_Task_
Copy out the data below verbatim.
Listed entries start
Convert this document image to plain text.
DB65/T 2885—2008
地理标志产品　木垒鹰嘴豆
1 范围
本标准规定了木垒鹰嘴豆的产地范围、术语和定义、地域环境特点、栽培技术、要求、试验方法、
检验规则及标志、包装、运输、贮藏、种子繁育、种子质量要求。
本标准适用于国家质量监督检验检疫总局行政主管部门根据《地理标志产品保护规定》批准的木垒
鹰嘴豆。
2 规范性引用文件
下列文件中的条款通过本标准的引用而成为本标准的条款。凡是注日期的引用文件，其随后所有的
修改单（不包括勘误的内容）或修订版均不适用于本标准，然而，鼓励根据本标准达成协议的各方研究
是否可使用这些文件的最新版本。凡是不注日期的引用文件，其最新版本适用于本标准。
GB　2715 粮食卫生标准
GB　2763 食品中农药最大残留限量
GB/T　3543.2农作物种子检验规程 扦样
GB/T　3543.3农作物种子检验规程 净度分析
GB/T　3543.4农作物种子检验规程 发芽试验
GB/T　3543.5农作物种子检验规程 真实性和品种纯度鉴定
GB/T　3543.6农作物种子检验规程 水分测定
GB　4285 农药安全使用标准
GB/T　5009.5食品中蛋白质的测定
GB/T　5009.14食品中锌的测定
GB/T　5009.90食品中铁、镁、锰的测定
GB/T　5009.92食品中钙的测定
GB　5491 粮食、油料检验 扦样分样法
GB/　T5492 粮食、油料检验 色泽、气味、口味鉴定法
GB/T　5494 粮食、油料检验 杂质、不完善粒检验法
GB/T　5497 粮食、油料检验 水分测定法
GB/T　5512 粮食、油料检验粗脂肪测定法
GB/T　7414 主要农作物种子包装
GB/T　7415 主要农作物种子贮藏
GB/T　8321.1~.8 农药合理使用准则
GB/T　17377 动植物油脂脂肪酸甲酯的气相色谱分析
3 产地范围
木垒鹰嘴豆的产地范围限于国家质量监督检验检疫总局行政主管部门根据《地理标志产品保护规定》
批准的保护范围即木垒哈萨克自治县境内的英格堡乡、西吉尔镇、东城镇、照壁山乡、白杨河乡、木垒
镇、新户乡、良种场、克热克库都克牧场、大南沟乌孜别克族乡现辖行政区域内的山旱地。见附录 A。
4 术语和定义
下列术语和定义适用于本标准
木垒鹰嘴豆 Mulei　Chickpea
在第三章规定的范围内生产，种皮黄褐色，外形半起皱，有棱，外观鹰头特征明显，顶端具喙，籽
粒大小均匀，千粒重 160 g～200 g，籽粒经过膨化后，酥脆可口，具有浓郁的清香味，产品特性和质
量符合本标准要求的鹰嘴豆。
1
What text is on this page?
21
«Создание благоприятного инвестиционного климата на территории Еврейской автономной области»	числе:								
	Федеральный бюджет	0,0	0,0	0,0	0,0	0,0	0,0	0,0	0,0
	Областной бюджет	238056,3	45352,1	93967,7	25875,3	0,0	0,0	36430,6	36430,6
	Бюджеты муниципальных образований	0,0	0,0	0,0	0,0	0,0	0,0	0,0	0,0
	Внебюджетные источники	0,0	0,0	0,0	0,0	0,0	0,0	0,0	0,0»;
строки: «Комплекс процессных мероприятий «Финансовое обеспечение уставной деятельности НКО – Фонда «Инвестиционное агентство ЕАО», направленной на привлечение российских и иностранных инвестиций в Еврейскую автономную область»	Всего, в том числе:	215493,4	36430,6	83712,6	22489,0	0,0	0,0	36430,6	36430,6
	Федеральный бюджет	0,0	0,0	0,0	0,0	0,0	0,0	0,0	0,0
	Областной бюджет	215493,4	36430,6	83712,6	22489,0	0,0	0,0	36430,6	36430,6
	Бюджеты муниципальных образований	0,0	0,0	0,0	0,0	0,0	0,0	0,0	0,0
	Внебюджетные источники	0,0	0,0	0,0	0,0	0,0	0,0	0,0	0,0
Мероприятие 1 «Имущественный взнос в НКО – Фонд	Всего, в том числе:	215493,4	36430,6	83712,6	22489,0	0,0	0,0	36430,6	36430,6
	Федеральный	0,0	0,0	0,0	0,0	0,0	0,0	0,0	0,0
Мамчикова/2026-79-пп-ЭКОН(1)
Listed entries end
_Response to this exercise_
Convert this document image to plain text.
DB65/T 2885—2008
地理标志产品　木垒鹰嘴豆
1 范围
本标准规定了木垒鹰嘴豆的产地范围、术语和定义、地域环境特点、栽培技术、要求、试验方法、
检验规则及标志、包装、运输、贮藏、种子繁育、种子质量要求。
本标准适用于国家质量监督检验检疫总局行政主管部门根据《地理标志产品保护规定》批准的木垒
鹰嘴豆。
2 规范性引用文件
下列文件中的条款通过本标准的引用而成为本标准的条款。凡是注日期的引用文件，其随后所有的
修改单（不包括勘误的内容）或修订版均不适用于本标准，然而，鼓励根据本标准达成协议的各方研究
是否可使用这些文件的最新版本。凡是不注日期的引用文件，其最新版本适用于本标准。
GB　2715 粮食卫生标准
GB　2763 食品中农药最大残留限量
GB/T　3543.2农作物种子检验规程 扦样
GB/T　3543.3农作物种子检验规程 净度分析
GB/T　3543.4农作物种子检验规程 发芽试验
GB/T　3543.5农作物种子检验规程 真实性和品种纯度鉴定
GB/T　3543.6农作物种子检验规程 水分测定
GB　4285 农药安全使用标准
GB/T　5009.5食品中蛋白质的测定
GB/T　5009.14食品中锌的测定
GB/T　5009.90食品中铁、镁、锰的测定
GB/T　5009.92食品中钙的测定
GB　5491 粮食、油料检验 扦样分样法
GB/　T5492 粮食、油料检验 色泽、气味、口味鉴定法
GB/T　5494 粮食、油料检验 杂质、不完善粒检验法
GB/T　5497 粮食、油料检验 水分测定法
GB/T　5512 粮食、油料检验粗脂肪测定法
GB/T　7414 主要农作物种子包装
GB/T　7415 主要农作物种子贮藏
GB/T　8321.1~.8 农药合理使用准则
GB/T　17377 动植物油脂脂肪酸甲酯的气相色谱分析
3 产地范围
木垒鹰嘴豆的产地范围限于国家质量监督检验检疫总局行政主管部门根据《地理标志产品保护规定》
批准的保护范围即木垒哈萨克自治县境内的英格堡乡、西吉尔镇、东城镇、照壁山乡、白杨河乡、木垒
镇、新户乡、良种场、克热克库都克牧场、大南沟乌孜别克族乡现辖行政区域内的山旱地。见附录 A。
4 术语和定义
下列术语和定义适用于本标准
木垒鹰嘴豆 Mulei　Chickpea
在第三章规定的范围内生产，种皮黄褐色，外形半起皱，有棱，外观鹰头特征明显，顶端具喙，籽
粒大小均匀，千粒重 160 g～200 g，籽粒经过膨化后，酥脆可口，具有浓郁的清香味，产品特性和质
量符合本标准要求的鹰嘴豆。
1
What text is on this page?
21
«Создание благоприятного инвестиционного климата на территории Еврейской автономной области»	числе:								
	Федеральный бюджет	0,0	0,0	0,0	0,0	0,0	0,0	0,0	0,0
	Областной бюджет	238056,3	45352,1	93967,7	25875,3	0,0	0,0	36430,6	36430,6
	Бюджеты муниципальных образований	0,0	0,0	0,0	0,0	0,0	0,0	0,0	0,0
	Внебюджетные источники	0,0	0,0	0,0	0,0	0,0	0,0	0,0	0,0»;
строки: «Комплекс процессных мероприятий «Финансовое обеспечение уставной деятельности НКО – Фонда «Инвестиционное агентство ЕАО», направленной на привлечение российских и иностранных инвестиций в Еврейскую автономную область»	Всего, в том числе:	215493,4	36430,6	83712,6	22489,0	0,0	0,0	36430,6	36430,6
	Федеральный бюджет	0,0	0,0	0,0	0,0	0,0	0,0	0,0	0,0
	Областной бюджет	215493,4	36430,6	83712,6	22489,0	0,0	0,0	36430,6	36430,6
	Бюджеты муниципальных образований	0,0	0,0	0,0	0,0	0,0	0,0	0,0	0,0
	Внебюджетные источники	0,0	0,0	0,0	0,0	0,0	0,0	0,0	0,0
Мероприятие 1 «Имущественный взнос в НКО – Фонд	Всего, в том числе:	215493,4	36430,6	83712,6	22489,0	0,0	0,0	36430,6	36430,6
	Федеральный	0,0	0,0	0,0	0,0	0,0	0,0	0,0	0,0
Мамчикова/2026-79-пп-ЭКОН(1)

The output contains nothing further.